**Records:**
-----
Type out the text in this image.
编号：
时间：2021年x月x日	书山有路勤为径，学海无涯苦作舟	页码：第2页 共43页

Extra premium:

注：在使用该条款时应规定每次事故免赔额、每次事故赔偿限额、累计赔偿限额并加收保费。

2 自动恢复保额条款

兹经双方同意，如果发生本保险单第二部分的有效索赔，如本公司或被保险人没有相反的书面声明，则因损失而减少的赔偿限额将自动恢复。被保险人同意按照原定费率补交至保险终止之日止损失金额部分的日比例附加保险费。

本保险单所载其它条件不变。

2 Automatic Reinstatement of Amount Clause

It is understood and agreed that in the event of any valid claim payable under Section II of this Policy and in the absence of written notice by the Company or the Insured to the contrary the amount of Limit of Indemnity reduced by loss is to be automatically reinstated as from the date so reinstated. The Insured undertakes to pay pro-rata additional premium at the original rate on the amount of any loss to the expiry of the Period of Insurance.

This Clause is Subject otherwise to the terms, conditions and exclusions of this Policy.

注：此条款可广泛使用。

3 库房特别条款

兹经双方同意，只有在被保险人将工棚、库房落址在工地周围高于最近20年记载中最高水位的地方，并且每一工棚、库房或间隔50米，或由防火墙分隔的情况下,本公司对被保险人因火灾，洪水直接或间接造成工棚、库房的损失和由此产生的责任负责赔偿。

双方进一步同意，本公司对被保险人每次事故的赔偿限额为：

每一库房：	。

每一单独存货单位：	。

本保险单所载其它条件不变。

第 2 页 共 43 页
-----
Each record above must be given again exactly.

**Output below:**
Type out the text in this image.
编号：
时间：2021年x月x日	书山有路勤为径，学海无涯苦作舟	页码：第2页 共43页

Extra premium:

注：在使用该条款时应规定每次事故免赔额、每次事故赔偿限额、累计赔偿限额并加收保费。

2 自动恢复保额条款

兹经双方同意，如果发生本保险单第二部分的有效索赔，如本公司或被保险人没有相反的书面声明，则因损失而减少的赔偿限额将自动恢复。被保险人同意按照原定费率补交至保险终止之日止损失金额部分的日比例附加保险费。

本保险单所载其它条件不变。

2 Automatic Reinstatement of Amount Clause

It is understood and agreed that in the event of any valid claim payable under Section II of this Policy and in the absence of written notice by the Company or the Insured to the contrary the amount of Limit of Indemnity reduced by loss is to be automatically reinstated as from the date so reinstated. The Insured undertakes to pay pro-rata additional premium at the original rate on the amount of any loss to the expiry of the Period of Insurance.

This Clause is Subject otherwise to the terms, conditions and exclusions of this Policy.

注：此条款可广泛使用。

3 库房特别条款

兹经双方同意，只有在被保险人将工棚、库房落址在工地周围高于最近20年记载中最高水位的地方，并且每一工棚、库房或间隔50米，或由防火墙分隔的情况下,本公司对被保险人因火灾，洪水直接或间接造成工棚、库房的损失和由此产生的责任负责赔偿。

双方进一步同意，本公司对被保险人每次事故的赔偿限额为：

每一库房：	。

每一单独存货单位：	。

本保险单所载其它条件不变。

第 2 页 共 43 页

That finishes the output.